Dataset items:
=-=-=-=-=

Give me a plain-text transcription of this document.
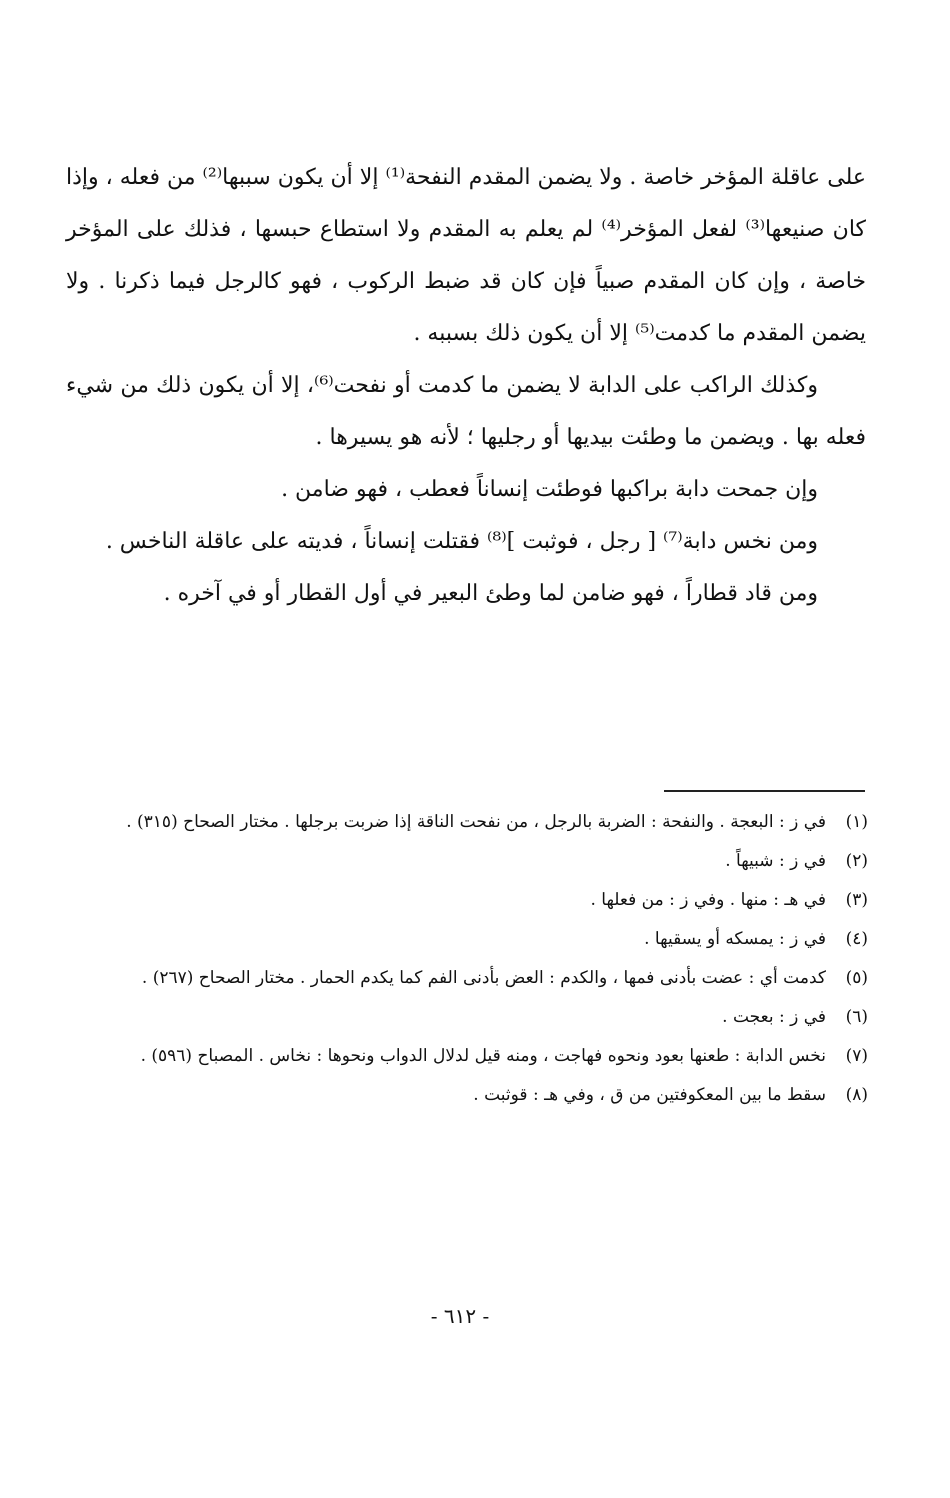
على عاقلة المؤخر خاصة . ولا يضمن المقدم النفحة⁽¹⁾ إلا أن يكون سببها⁽²⁾ من فعله ، وإذا كان صنيعها⁽³⁾ لفعل المؤخر⁽⁴⁾ لم يعلم به المقدم ولا استطاع حبسها ، فذلك على المؤخر خاصة ، وإن كان المقدم صبياً فإن كان قد ضبط الركوب ، فهو كالرجل فيما ذكرنا . ولا يضمن المقدم ما كدمت⁽⁵⁾ إلا أن يكون ذلك بسببه .

وكذلك الراكب على الدابة لا يضمن ما كدمت أو نفحت⁽⁶⁾، إلا أن يكون ذلك من شيء فعله بها . ويضمن ما وطئت بيديها أو رجليها ؛ لأنه هو يسيرها .

وإن جمحت دابة براكبها فوطئت إنساناً فعطب ، فهو ضامن .

ومن نخس دابة⁽⁷⁾ [ رجل ، فوثبت ]⁽⁸⁾ فقتلت إنساناً ، فديته على عاقلة الناخس .

ومن قاد قطاراً ، فهو ضامن لما وطئ البعير في أول القطار أو في آخره .

(١)
في ز : البعجة . والنفحة : الضربة بالرجل ، من نفحت الناقة إذا ضربت برجلها . مختار الصحاح (٣١٥) .
(٢)
في ز : شبيهاً .
(٣)
في هـ : منها . وفي ز : من فعلها .
(٤)
في ز : يمسكه أو يسقيها .
(٥)
كدمت أي : عضت بأدنى فمها ، والكدم : العض بأدنى الفم كما يكدم الحمار . مختار الصحاح (٢٦٧) .
(٦)
في ز : بعجت .
(٧)
نخس الدابة : طعنها بعود ونحوه فهاجت ، ومنه قيل لدلال الدواب ونحوها : نخاس . المصباح (٥٩٦) .
(٨)
سقط ما بين المعكوفتين من ق ، وفي هـ : قوثبت .
- ٦١٢ -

=-=-=-=-=

▶ Requirements: Repeat each entry exactly as given; no pictures belong in the copy.

▶ Correct answer:
Give me a plain-text transcription of this document.
على عاقلة المؤخر خاصة . ولا يضمن المقدم النفحة⁽¹⁾ إلا أن يكون سببها⁽²⁾ من فعله ، وإذا كان صنيعها⁽³⁾ لفعل المؤخر⁽⁴⁾ لم يعلم به المقدم ولا استطاع حبسها ، فذلك على المؤخر خاصة ، وإن كان المقدم صبياً فإن كان قد ضبط الركوب ، فهو كالرجل فيما ذكرنا . ولا يضمن المقدم ما كدمت⁽⁵⁾ إلا أن يكون ذلك بسببه .

وكذلك الراكب على الدابة لا يضمن ما كدمت أو نفحت⁽⁶⁾، إلا أن يكون ذلك من شيء فعله بها . ويضمن ما وطئت بيديها أو رجليها ؛ لأنه هو يسيرها .

وإن جمحت دابة براكبها فوطئت إنساناً فعطب ، فهو ضامن .

ومن نخس دابة⁽⁷⁾ [ رجل ، فوثبت ]⁽⁸⁾ فقتلت إنساناً ، فديته على عاقلة الناخس .

ومن قاد قطاراً ، فهو ضامن لما وطئ البعير في أول القطار أو في آخره .

(١)
في ز : البعجة . والنفحة : الضربة بالرجل ، من نفحت الناقة إذا ضربت برجلها . مختار الصحاح (٣١٥) .
(٢)
في ز : شبيهاً .
(٣)
في هـ : منها . وفي ز : من فعلها .
(٤)
في ز : يمسكه أو يسقيها .
(٥)
كدمت أي : عضت بأدنى فمها ، والكدم : العض بأدنى الفم كما يكدم الحمار . مختار الصحاح (٢٦٧) .
(٦)
في ز : بعجت .
(٧)
نخس الدابة : طعنها بعود ونحوه فهاجت ، ومنه قيل لدلال الدواب ونحوها : نخاس . المصباح (٥٩٦) .
(٨)
سقط ما بين المعكوفتين من ق ، وفي هـ : قوثبت .
- ٦١٢ -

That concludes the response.